Objective
Return the whole listing, keeping every character the same.

Material provided

+ + + +

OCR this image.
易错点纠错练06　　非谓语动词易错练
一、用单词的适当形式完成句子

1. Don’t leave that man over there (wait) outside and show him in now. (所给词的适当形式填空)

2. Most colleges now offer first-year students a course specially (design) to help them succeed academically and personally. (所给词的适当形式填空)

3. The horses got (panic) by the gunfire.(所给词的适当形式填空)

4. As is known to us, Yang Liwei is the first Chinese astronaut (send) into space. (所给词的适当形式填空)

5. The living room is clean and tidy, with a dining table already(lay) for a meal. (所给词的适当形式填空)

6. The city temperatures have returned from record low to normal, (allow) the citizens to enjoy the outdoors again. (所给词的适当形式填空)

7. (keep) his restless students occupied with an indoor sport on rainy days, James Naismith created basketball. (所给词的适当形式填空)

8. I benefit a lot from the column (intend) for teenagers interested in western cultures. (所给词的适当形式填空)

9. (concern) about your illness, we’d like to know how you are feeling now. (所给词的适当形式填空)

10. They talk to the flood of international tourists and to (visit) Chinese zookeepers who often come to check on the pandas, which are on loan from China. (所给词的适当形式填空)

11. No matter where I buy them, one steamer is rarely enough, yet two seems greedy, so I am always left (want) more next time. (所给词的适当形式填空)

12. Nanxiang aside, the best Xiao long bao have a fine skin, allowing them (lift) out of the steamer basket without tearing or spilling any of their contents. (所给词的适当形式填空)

+ + + +

Response for this exercise
OCR this image.
易错点纠错练06　　非谓语动词易错练
一、用单词的适当形式完成句子

1. Don’t leave that man over there (wait) outside and show him in now. (所给词的适当形式填空)

2. Most colleges now offer first-year students a course specially (design) to help them succeed academically and personally. (所给词的适当形式填空)

3. The horses got (panic) by the gunfire.(所给词的适当形式填空)

4. As is known to us, Yang Liwei is the first Chinese astronaut (send) into space. (所给词的适当形式填空)

5. The living room is clean and tidy, with a dining table already(lay) for a meal. (所给词的适当形式填空)

6. The city temperatures have returned from record low to normal, (allow) the citizens to enjoy the outdoors again. (所给词的适当形式填空)

7. (keep) his restless students occupied with an indoor sport on rainy days, James Naismith created basketball. (所给词的适当形式填空)

8. I benefit a lot from the column (intend) for teenagers interested in western cultures. (所给词的适当形式填空)

9. (concern) about your illness, we’d like to know how you are feeling now. (所给词的适当形式填空)

10. They talk to the flood of international tourists and to (visit) Chinese zookeepers who often come to check on the pandas, which are on loan from China. (所给词的适当形式填空)

11. No matter where I buy them, one steamer is rarely enough, yet two seems greedy, so I am always left (want) more next time. (所给词的适当形式填空)

12. Nanxiang aside, the best Xiao long bao have a fine skin, allowing them (lift) out of the steamer basket without tearing or spilling any of their contents. (所给词的适当形式填空)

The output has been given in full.